## The task
Pictures stay out of the copy; set down each line of the listing below exactly.

◇ ◇ ◇

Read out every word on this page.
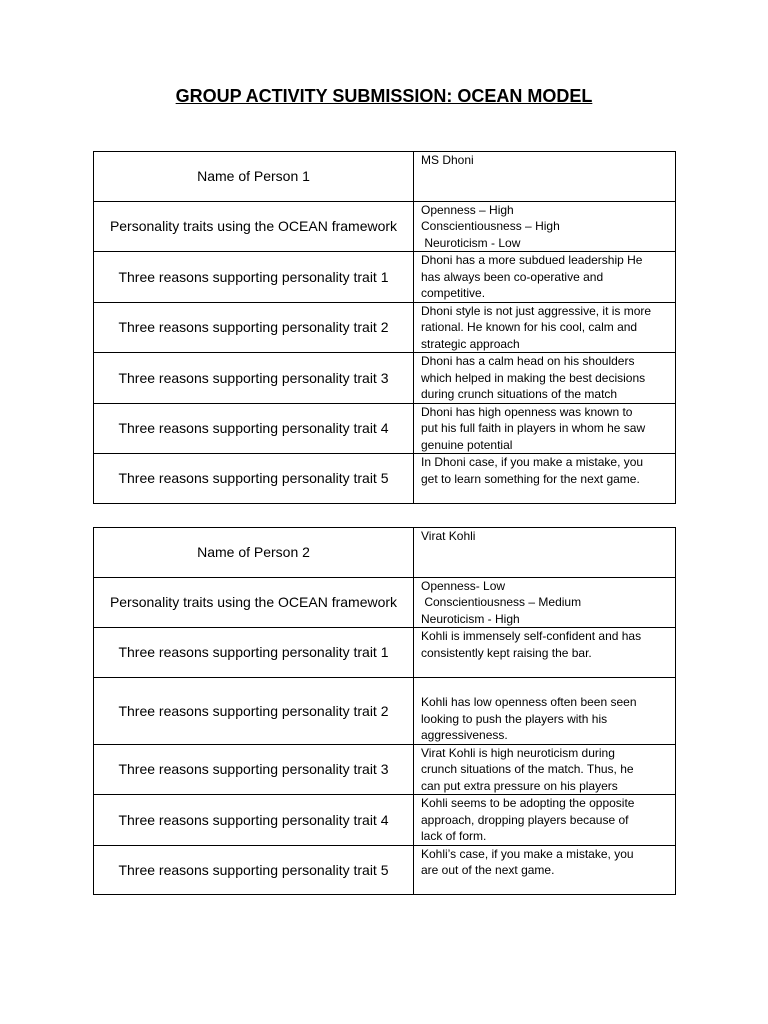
GROUP ACTIVITY SUBMISSION: OCEAN MODEL
Name of Person 1	MS Dhoni

Personality traits using the OCEAN framework	Openness – High
Conscientiousness – High
Neuroticism - Low

Three reasons supporting personality trait 1	Dhoni has a more subdued leadership He
has always been co-operative and
competitive.

Three reasons supporting personality trait 2	Dhoni style is not just aggressive, it is more
rational. He known for his cool, calm and
strategic approach

Three reasons supporting personality trait 3	Dhoni has a calm head on his shoulders
which helped in making the best decisions
during crunch situations of the match

Three reasons supporting personality trait 4	Dhoni has high openness was known to
put his full faith in players in whom he saw
genuine potential

Three reasons supporting personality trait 5	In Dhoni case, if you make a mistake, you
get to learn something for the next game.
Name of Person 2	Virat Kohli

Personality traits using the OCEAN framework	Openness- Low
Conscientiousness – Medium
Neuroticism - High

Three reasons supporting personality trait 1	Kohli is immensely self-confident and has
consistently kept raising the bar.

Three reasons supporting personality trait 2	Kohli has low openness often been seen
looking to push the players with his
aggressiveness.

Three reasons supporting personality trait 3	Virat Kohli is high neuroticism during
crunch situations of the match. Thus, he
can put extra pressure on his players

Three reasons supporting personality trait 4	Kohli seems to be adopting the opposite
approach, dropping players because of
lack of form.

Three reasons supporting personality trait 5	Kohli’s case, if you make a mistake, you
are out of the next game.
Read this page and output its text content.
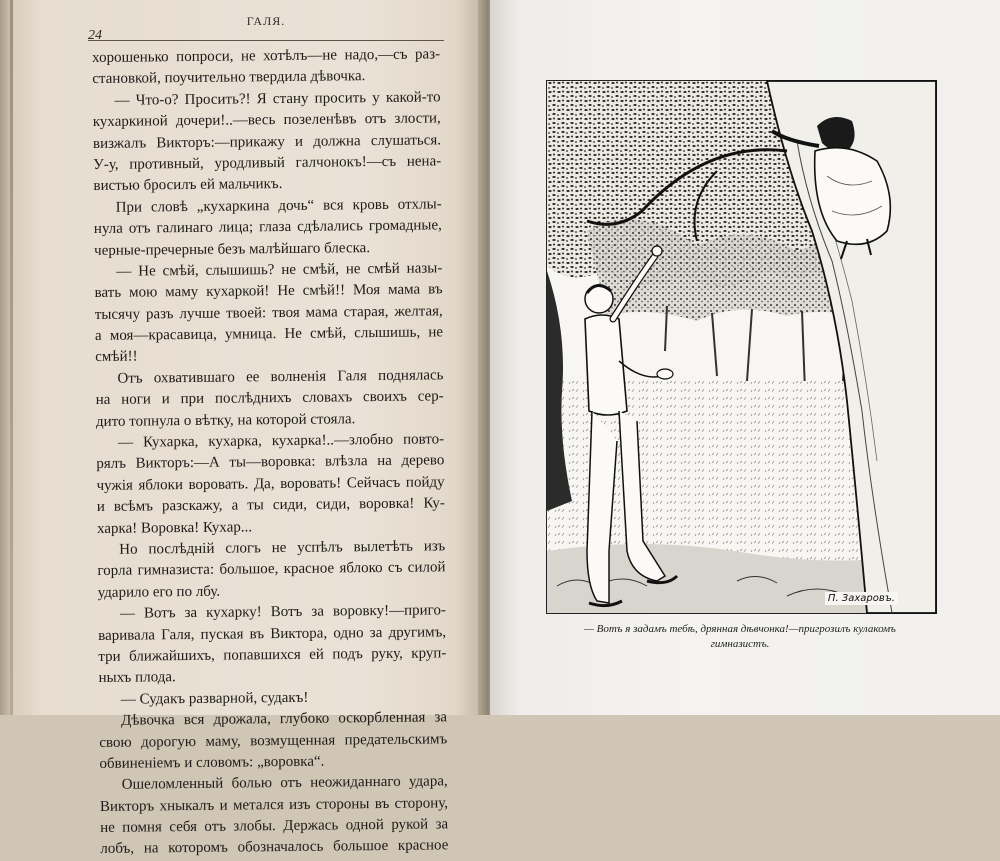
24
ГАЛЯ.
хорошенько попроси, не хотѣлъ—не надо,—съ раз-
становкой, поучительно твердила дѣвочка.
— Что-о? Просить?! Я стану просить у какой-то
кухаркиной дочери!..—весь позеленѣвъ отъ злости,
визжалъ Викторъ:—прикажу и должна слушаться.
У-у, противный, уродливый галчонокъ!—съ нена-
вистью бросилъ ей мальчикъ.
При словѣ „кухаркина дочь“ вся кровь отхлы-
нула отъ галинаго лица; глаза сдѣлались громадные,
черные-пречерные безъ малѣйшаго блеска.
— Не смѣй, слышишь? не смѣй, не смѣй назы-
вать мою маму кухаркой! Не смѣй!! Моя мама въ
тысячу разъ лучше твоей: твоя мама старая, желтая,
а моя—красавица, умница. Не смѣй, слышишь, не
смѣй!!
Отъ охватившаго ее волненія Галя поднялась
на ноги и при послѣднихъ словахъ своихъ сер-
дито топнула о вѣтку, на которой стояла.
— Кухарка, кухарка, кухарка!..—злобно повто-
рялъ Викторъ:—А ты—воровка: влѣзла на дерево
чужія яблоки воровать. Да, воровать! Сейчасъ пойду
и всѣмъ разскажу, а ты сиди, сиди, воровка! Ку-
харка! Воровка! Кухар...
Но послѣдній слогъ не успѣлъ вылетѣть изъ
горла гимназиста: большое, красное яблоко съ силой
ударило его по лбу.
— Вотъ за кухарку! Вотъ за воровку!—приго-
варивала Галя, пуская въ Виктора, одно за другимъ,
три ближайшихъ, попавшихся ей подъ руку, круп-
ныхъ плода.
— Судакъ разварной, судакъ!
Дѣвочка вся дрожала, глубоко оскорбленная за
свою дорогую маму, возмущенная предательскимъ
обвиненіемъ и словомъ: „воровка“.
Ошеломленный болью отъ неожиданнаго удара,
Викторъ хныкалъ и метался изъ стороны въ сторону,
не помня себя отъ злобы. Держась одной рукой за
лобъ, на которомъ обозначалось большое красное
П. Захаровъ.
— Вотъ я задамъ тебѣ, дрянная дѣвчонка!—пригрозилъ кулакомъ
гимназистъ.
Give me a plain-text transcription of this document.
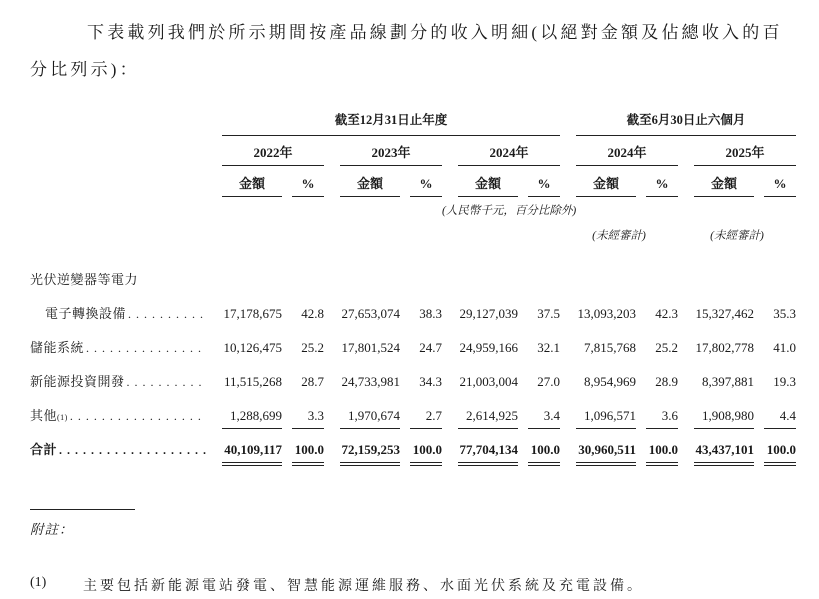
下表載列我們於所示期間按產品線劃分的收入明細(以絕對金額及佔總收入的百分比列示)：

截至12月31日止年度	截至6月30日止六個月
2022年	2023年	2024年	2024年	2025年
金額	%	金額	%	金額	%	金額	%	金額	%
(人民幣千元，百分比除外)
(未經審計)	(未經審計)
光伏逆變器等電力
電子轉換設備 . . .	17,178,675	42.8	27,653,074	38.3	29,127,039	37.5	13,093,203	42.3	15,327,462	35.3
儲能系統 . . .	10,126,475	25.2	17,801,524	24.7	24,959,166	32.1	7,815,768	25.2	17,802,778	41.0
新能源投資開發 . . .	11,515,268	28.7	24,733,981	34.3	21,003,004	27.0	8,954,969	28.9	8,397,881	19.3
其他 (1) . . .	1,288,699	3.3	1,970,674	2.7	2,614,925	3.4	1,096,571	3.6	1,908,980	4.4
合計 . . .	40,109,117 100.0	72,159,253 100.0	77,704,134 100.0	30,960,511 100.0	43,437,101 100.0
附註：
(1)	主要包括新能源電站發電、智慧能源運維服務、水面光伏系統及充電設備。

◇ ◇ ◇

## Answer to this task
Read out every word on this page.
GROUP ACTIVITY SUBMISSION: OCEAN MODEL
Name of Person 1	MS Dhoni

Personality traits using the OCEAN framework	Openness – High
Conscientiousness – High
Neuroticism - Low

Three reasons supporting personality trait 1	Dhoni has a more subdued leadership He
has always been co-operative and
competitive.

Three reasons supporting personality trait 2	Dhoni style is not just aggressive, it is more
rational. He known for his cool, calm and
strategic approach

Three reasons supporting personality trait 3	Dhoni has a calm head on his shoulders
which helped in making the best decisions
during crunch situations of the match

Three reasons supporting personality trait 4	Dhoni has high openness was known to
put his full faith in players in whom he saw
genuine potential

Three reasons supporting personality trait 5	In Dhoni case, if you make a mistake, you
get to learn something for the next game.
Name of Person 2	Virat Kohli

Personality traits using the OCEAN framework	Openness- Low
Conscientiousness – Medium
Neuroticism - High

Three reasons supporting personality trait 1	Kohli is immensely self-confident and has
consistently kept raising the bar.

Three reasons supporting personality trait 2	Kohli has low openness often been seen
looking to push the players with his
aggressiveness.

Three reasons supporting personality trait 3	Virat Kohli is high neuroticism during
crunch situations of the match. Thus, he
can put extra pressure on his players

Three reasons supporting personality trait 4	Kohli seems to be adopting the opposite
approach, dropping players because of
lack of form.

Three reasons supporting personality trait 5	Kohli’s case, if you make a mistake, you
are out of the next game.
Read this page and output its text content.
24
ГАЛЯ.
хорошенько попроси, не хотѣлъ—не надо,—съ раз-
становкой, поучительно твердила дѣвочка.
— Что-о? Просить?! Я стану просить у какой-то
кухаркиной дочери!..—весь позеленѣвъ отъ злости,
визжалъ Викторъ:—прикажу и должна слушаться.
У-у, противный, уродливый галчонокъ!—съ нена-
вистью бросилъ ей мальчикъ.
При словѣ „кухаркина дочь“ вся кровь отхлы-
нула отъ галинаго лица; глаза сдѣлались громадные,
черные-пречерные безъ малѣйшаго блеска.
— Не смѣй, слышишь? не смѣй, не смѣй назы-
вать мою маму кухаркой! Не смѣй!! Моя мама въ
тысячу разъ лучше твоей: твоя мама старая, желтая,
а моя—красавица, умница. Не смѣй, слышишь, не
смѣй!!
Отъ охватившаго ее волненія Галя поднялась
на ноги и при послѣднихъ словахъ своихъ сер-
дито топнула о вѣтку, на которой стояла.
— Кухарка, кухарка, кухарка!..—злобно повто-
рялъ Викторъ:—А ты—воровка: влѣзла на дерево
чужія яблоки воровать. Да, воровать! Сейчасъ пойду
и всѣмъ разскажу, а ты сиди, сиди, воровка! Ку-
харка! Воровка! Кухар...
Но послѣдній слогъ не успѣлъ вылетѣть изъ
горла гимназиста: большое, красное яблоко съ силой
ударило его по лбу.
— Вотъ за кухарку! Вотъ за воровку!—приго-
варивала Галя, пуская въ Виктора, одно за другимъ,
три ближайшихъ, попавшихся ей подъ руку, круп-
ныхъ плода.
— Судакъ разварной, судакъ!
Дѣвочка вся дрожала, глубоко оскорбленная за
свою дорогую маму, возмущенная предательскимъ
обвиненіемъ и словомъ: „воровка“.
Ошеломленный болью отъ неожиданнаго удара,
Викторъ хныкалъ и метался изъ стороны въ сторону,
не помня себя отъ злобы. Держась одной рукой за
лобъ, на которомъ обозначалось большое красное
П. Захаровъ.
— Вотъ я задамъ тебѣ, дрянная дѣвчонка!—пригрозилъ кулакомъ
гимназистъ.
Give me a plain-text transcription of this document.
下表載列我們於所示期間按產品線劃分的收入明細(以絕對金額及佔總收入的百分比列示)：

截至12月31日止年度	截至6月30日止六個月
2022年	2023年	2024年	2024年	2025年
金額	%	金額	%	金額	%	金額	%	金額	%
(人民幣千元，百分比除外)
(未經審計)	(未經審計)
光伏逆變器等電力
電子轉換設備 . . .	17,178,675	42.8	27,653,074	38.3	29,127,039	37.5	13,093,203	42.3	15,327,462	35.3
儲能系統 . . .	10,126,475	25.2	17,801,524	24.7	24,959,166	32.1	7,815,768	25.2	17,802,778	41.0
新能源投資開發 . . .	11,515,268	28.7	24,733,981	34.3	21,003,004	27.0	8,954,969	28.9	8,397,881	19.3
其他 (1) . . .	1,288,699	3.3	1,970,674	2.7	2,614,925	3.4	1,096,571	3.6	1,908,980	4.4
合計 . . .	40,109,117 100.0	72,159,253 100.0	77,704,134 100.0	30,960,511 100.0	43,437,101 100.0
附註：
(1)	主要包括新能源電站發電、智慧能源運維服務、水面光伏系統及充電設備。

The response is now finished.